## Directive:
Reproduce the records exactly.
>> start Input data
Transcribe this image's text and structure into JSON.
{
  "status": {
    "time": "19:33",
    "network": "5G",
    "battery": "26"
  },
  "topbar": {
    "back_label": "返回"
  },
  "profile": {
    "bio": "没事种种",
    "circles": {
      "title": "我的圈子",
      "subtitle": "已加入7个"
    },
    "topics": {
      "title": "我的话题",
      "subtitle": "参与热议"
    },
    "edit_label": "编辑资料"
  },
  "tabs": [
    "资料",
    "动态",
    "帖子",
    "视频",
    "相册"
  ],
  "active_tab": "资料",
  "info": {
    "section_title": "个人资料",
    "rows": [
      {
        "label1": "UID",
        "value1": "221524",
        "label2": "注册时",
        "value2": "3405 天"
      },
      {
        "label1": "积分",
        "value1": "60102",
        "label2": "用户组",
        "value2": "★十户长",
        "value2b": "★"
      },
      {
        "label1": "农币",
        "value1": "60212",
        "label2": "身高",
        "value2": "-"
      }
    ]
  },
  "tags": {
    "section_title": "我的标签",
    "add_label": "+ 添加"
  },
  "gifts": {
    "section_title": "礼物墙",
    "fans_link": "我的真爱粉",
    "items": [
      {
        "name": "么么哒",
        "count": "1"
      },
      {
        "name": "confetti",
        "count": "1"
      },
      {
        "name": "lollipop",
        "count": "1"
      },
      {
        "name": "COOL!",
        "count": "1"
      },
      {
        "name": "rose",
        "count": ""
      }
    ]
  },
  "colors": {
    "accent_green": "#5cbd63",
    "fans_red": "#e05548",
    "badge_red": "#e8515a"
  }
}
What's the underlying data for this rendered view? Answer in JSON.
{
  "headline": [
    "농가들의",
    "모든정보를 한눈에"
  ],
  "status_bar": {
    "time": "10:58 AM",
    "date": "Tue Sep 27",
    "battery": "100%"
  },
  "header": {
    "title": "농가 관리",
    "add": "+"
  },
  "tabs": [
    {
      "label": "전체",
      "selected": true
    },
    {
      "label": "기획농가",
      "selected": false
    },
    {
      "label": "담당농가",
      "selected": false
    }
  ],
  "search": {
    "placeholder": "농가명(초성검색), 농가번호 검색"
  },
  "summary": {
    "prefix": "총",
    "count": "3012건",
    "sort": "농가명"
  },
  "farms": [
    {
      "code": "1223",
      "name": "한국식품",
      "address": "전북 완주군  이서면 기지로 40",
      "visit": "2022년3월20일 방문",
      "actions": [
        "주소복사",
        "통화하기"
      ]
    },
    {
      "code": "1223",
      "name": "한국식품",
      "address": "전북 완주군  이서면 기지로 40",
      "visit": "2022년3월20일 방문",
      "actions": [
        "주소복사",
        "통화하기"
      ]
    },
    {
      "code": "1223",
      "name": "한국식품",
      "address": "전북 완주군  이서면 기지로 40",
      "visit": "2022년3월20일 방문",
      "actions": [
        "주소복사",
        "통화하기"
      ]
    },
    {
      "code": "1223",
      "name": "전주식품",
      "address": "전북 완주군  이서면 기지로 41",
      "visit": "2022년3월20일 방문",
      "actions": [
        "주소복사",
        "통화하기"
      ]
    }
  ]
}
>> end Input data
## Complete response:
Transcribe this image's text and structure into JSON.
{
  "status": {
    "time": "19:33",
    "network": "5G",
    "battery": "26"
  },
  "topbar": {
    "back_label": "返回"
  },
  "profile": {
    "bio": "没事种种",
    "circles": {
      "title": "我的圈子",
      "subtitle": "已加入7个"
    },
    "topics": {
      "title": "我的话题",
      "subtitle": "参与热议"
    },
    "edit_label": "编辑资料"
  },
  "tabs": [
    "资料",
    "动态",
    "帖子",
    "视频",
    "相册"
  ],
  "active_tab": "资料",
  "info": {
    "section_title": "个人资料",
    "rows": [
      {
        "label1": "UID",
        "value1": "221524",
        "label2": "注册时",
        "value2": "3405 天"
      },
      {
        "label1": "积分",
        "value1": "60102",
        "label2": "用户组",
        "value2": "★十户长",
        "value2b": "★"
      },
      {
        "label1": "农币",
        "value1": "60212",
        "label2": "身高",
        "value2": "-"
      }
    ]
  },
  "tags": {
    "section_title": "我的标签",
    "add_label": "+ 添加"
  },
  "gifts": {
    "section_title": "礼物墙",
    "fans_link": "我的真爱粉",
    "items": [
      {
        "name": "么么哒",
        "count": "1"
      },
      {
        "name": "confetti",
        "count": "1"
      },
      {
        "name": "lollipop",
        "count": "1"
      },
      {
        "name": "COOL!",
        "count": "1"
      },
      {
        "name": "rose",
        "count": ""
      }
    ]
  },
  "colors": {
    "accent_green": "#5cbd63",
    "fans_red": "#e05548",
    "badge_red": "#e8515a"
  }
}
What's the underlying data for this rendered view? Answer in JSON.
{
  "headline": [
    "농가들의",
    "모든정보를 한눈에"
  ],
  "status_bar": {
    "time": "10:58 AM",
    "date": "Tue Sep 27",
    "battery": "100%"
  },
  "header": {
    "title": "농가 관리",
    "add": "+"
  },
  "tabs": [
    {
      "label": "전체",
      "selected": true
    },
    {
      "label": "기획농가",
      "selected": false
    },
    {
      "label": "담당농가",
      "selected": false
    }
  ],
  "search": {
    "placeholder": "농가명(초성검색), 농가번호 검색"
  },
  "summary": {
    "prefix": "총",
    "count": "3012건",
    "sort": "농가명"
  },
  "farms": [
    {
      "code": "1223",
      "name": "한국식품",
      "address": "전북 완주군  이서면 기지로 40",
      "visit": "2022년3월20일 방문",
      "actions": [
        "주소복사",
        "통화하기"
      ]
    },
    {
      "code": "1223",
      "name": "한국식품",
      "address": "전북 완주군  이서면 기지로 40",
      "visit": "2022년3월20일 방문",
      "actions": [
        "주소복사",
        "통화하기"
      ]
    },
    {
      "code": "1223",
      "name": "한국식품",
      "address": "전북 완주군  이서면 기지로 40",
      "visit": "2022년3월20일 방문",
      "actions": [
        "주소복사",
        "통화하기"
      ]
    },
    {
      "code": "1223",
      "name": "전주식품",
      "address": "전북 완주군  이서면 기지로 41",
      "visit": "2022년3월20일 방문",
      "actions": [
        "주소복사",
        "통화하기"
      ]
    }
  ]
}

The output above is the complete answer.